- [TASK TO CARRY OUT] Locate every line in the records below that contains the word "Naabeyin", and copy each one.

- [RECORDS SUPPLIED]
-------------------------

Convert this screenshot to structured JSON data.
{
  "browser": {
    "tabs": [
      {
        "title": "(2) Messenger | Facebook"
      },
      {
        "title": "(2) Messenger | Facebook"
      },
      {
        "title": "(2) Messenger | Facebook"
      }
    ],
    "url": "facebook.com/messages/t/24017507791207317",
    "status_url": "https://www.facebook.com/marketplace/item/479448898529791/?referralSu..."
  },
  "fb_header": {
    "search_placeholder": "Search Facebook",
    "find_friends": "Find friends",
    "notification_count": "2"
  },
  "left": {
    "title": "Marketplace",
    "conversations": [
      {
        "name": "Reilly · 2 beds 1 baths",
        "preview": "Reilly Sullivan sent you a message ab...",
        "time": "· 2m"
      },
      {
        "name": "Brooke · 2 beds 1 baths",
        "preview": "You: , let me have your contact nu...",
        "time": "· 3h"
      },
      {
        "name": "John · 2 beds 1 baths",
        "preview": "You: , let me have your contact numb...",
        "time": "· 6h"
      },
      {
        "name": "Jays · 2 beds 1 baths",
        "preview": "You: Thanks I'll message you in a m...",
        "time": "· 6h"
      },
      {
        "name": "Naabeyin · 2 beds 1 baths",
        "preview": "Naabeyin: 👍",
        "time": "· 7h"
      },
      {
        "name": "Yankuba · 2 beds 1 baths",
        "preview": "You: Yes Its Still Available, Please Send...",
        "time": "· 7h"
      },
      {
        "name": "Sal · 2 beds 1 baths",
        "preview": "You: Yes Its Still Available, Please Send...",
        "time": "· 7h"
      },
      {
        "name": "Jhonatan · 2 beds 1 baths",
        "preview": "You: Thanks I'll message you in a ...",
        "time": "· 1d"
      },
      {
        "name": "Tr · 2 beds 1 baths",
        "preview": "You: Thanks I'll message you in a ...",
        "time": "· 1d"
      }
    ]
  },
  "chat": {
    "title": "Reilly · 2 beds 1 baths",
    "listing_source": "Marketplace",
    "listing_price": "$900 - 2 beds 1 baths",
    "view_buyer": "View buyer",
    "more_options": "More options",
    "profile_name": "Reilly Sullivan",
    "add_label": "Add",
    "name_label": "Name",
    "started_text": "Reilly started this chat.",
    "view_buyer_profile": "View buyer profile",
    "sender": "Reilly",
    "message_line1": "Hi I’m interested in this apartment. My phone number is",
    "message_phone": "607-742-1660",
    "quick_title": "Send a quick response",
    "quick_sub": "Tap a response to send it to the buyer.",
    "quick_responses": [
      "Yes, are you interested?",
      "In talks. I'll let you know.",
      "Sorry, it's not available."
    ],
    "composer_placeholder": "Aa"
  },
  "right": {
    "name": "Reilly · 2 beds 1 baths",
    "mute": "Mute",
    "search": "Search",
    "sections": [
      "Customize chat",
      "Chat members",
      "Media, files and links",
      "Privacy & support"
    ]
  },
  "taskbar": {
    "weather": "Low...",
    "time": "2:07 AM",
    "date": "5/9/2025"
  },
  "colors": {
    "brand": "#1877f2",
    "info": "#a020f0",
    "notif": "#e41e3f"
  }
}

-------------------------

- [RESPONSE TO THIS EXERCISE]
        "name": "Naabeyin · 2 beds 1 baths",
        "preview": "Naabeyin: 👍",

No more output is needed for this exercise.